Selected passage below:

What were the effects of the US government policies toward Native Americans in the mid 1800s?

Near the beginning of his first term as President, George Washington declared that a just Native American policy was one of his highest priorities, explaining that "The Government of the United States are determined that their Administration of Indian Affairs shall be directed entirely by the great principles of Justice and humanity."1 The Washington administration's initial policy toward Native Americans was enunciated in June of 1789. Secretary of War Henry Knox explained that the Continental Congress had needlessly provoked Native Americans following the Revolution by insisting on American possession of all territory east of the Mississippi River. Congress had previously argued that by supporting the British during the war Native Americans had forfeited any claim to territory on the western frontier of American settlement. However, this perspective ignored the fact that only a portion of tribes had actually supported the British.

In 1787, the Confederation Congress enacted the Northwest Ordinance, opening the Ohio Valley to new American settlement. Members of the Western Lakes Confederacy reacted by utilizing armed resistance to protect their land. These events increased the urgency for Washington to develop a formal method for managing Indian affairs. In referring to the constitutional grant of treaty-making powers to the chief executive—with the "advice and consent" of the Senate—Washington declared that a similar practice should also apply to agreements with Native Americans. The Senate acceded to the President's wishes and accepted treaties as the basis for conducting Indian relations.

In response, Congress proceeded to approve a treaty with seven northern tribes (the Shawnee, Miami, Ottawa, Chippewa, Iroquois, Sauk, and Fox). This agreement, however, lacked meaningful protection of tribal land. To the northern tribes this ineffectual treaty and the constant intrusion into their lands by droves of settlers meant that the American government had little control over its own citizens. Members of the northern tribes believed it was necessary to deploy force to prevent further incursions.

Washington's desire to protect American citizens led to an American military response. In 1790 and 1791, Washington dispatched armies to confront Native forces, and in both instances the Americans were soundly defeated. Responding to these two embarrassing setbacks, Congress authorized a five-thousand man regular army to quell resistance. Led by General "Mad Anthony" Wayne, the Legion inflicted a crushing defeat on the Indian confederation in the Summer of 1794. This decisive battle and the ensuing Treaty of Greenville brought a tentative peace to the northwest in 1795.

Simultaneously, as momentous events in the north unfolded, Washington also faced challenges from the four southern tribes. For the Cherokees and the more distant Choctaws and Chickasaws, Washington sought messages of assurance, friendship, and plans for trade. The formidable Creeks were the fourth southern tribe. Washington regarded the Creek with considerable apprehension because of their disagreement with the state of Georgia's interpretation of three treaties that had been negotiated by that state during the 1780s. These treaties included significant cessions of land from the Creeks to Georgia that the tribe did not recognize.

End of Selected passage.
Data section below:

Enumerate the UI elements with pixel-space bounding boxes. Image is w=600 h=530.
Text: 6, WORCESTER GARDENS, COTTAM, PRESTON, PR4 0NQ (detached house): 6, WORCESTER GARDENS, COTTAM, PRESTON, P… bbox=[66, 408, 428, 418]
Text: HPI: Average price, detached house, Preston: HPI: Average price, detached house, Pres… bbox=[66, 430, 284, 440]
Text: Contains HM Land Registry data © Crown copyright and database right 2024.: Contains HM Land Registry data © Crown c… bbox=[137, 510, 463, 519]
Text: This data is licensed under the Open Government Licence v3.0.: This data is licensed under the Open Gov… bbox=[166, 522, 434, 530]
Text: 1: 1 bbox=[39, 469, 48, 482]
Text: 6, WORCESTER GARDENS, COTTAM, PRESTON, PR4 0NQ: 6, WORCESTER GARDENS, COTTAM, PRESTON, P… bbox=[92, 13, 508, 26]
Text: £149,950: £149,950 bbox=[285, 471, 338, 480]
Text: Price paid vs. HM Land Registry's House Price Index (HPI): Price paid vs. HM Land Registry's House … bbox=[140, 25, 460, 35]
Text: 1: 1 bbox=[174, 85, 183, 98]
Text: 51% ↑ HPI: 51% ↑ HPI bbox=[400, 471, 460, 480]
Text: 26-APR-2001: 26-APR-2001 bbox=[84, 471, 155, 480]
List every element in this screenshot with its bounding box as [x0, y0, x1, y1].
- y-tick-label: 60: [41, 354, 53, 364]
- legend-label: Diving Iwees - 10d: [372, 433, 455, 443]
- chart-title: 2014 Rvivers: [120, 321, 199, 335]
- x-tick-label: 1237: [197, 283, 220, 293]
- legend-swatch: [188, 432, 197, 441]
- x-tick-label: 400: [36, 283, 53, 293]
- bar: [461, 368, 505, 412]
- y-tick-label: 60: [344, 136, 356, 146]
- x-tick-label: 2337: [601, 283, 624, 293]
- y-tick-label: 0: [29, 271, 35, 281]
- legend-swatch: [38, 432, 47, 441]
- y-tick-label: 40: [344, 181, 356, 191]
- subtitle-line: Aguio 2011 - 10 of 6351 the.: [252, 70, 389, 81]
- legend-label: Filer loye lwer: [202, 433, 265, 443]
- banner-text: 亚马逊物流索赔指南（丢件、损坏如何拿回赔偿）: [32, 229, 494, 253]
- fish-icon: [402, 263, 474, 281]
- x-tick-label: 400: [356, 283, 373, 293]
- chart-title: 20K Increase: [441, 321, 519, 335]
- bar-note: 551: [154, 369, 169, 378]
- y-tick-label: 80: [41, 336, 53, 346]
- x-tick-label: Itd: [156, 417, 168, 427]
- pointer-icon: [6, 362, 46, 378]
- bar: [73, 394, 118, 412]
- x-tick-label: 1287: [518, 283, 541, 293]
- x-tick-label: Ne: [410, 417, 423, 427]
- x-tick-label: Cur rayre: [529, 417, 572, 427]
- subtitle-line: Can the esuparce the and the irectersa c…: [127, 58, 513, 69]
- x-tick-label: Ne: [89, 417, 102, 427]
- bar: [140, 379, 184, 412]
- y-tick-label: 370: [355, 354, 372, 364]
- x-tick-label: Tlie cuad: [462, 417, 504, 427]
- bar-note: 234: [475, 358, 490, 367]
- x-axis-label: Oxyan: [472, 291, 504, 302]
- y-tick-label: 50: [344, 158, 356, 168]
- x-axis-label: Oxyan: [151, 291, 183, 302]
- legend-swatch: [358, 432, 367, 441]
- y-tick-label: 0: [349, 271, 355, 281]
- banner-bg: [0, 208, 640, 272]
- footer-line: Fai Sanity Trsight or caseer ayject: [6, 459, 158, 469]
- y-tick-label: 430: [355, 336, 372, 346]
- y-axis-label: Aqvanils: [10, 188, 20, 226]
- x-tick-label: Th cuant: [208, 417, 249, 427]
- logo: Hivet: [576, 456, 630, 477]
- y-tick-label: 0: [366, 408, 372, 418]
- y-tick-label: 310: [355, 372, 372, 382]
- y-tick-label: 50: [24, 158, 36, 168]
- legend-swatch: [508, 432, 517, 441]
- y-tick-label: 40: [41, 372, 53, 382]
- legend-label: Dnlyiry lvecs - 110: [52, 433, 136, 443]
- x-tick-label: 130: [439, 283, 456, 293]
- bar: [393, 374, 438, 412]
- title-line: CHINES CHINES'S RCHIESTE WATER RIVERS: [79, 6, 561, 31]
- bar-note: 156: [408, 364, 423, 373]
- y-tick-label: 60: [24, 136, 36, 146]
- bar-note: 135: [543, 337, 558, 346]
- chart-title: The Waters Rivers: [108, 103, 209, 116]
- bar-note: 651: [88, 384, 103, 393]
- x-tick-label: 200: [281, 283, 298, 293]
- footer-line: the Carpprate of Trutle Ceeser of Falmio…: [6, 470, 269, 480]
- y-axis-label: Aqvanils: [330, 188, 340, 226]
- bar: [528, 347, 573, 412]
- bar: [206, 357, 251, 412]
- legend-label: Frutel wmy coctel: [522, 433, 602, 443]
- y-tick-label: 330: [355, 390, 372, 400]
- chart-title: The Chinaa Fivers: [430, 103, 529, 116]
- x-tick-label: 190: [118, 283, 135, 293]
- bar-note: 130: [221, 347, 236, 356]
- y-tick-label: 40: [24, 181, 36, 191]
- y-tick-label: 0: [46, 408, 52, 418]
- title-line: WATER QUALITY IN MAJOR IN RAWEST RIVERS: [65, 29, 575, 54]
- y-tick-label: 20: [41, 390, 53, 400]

End of Data section.

# Exercises to complete
A - Translate this sentence from the passage on Washington's Native American policy into Spanish: "The formidable Creeks were the fourth southern tribe."
B - In the passage on Washington's Native American policy, who led the Legion that defeated the Indian confederation in the summer of 1794?
None of the data is needed here.

# Answers to the problems
A - Los formidables creeks eran la cuarta tribu del sur.

B - General "Mad Anthony" Wayne led it.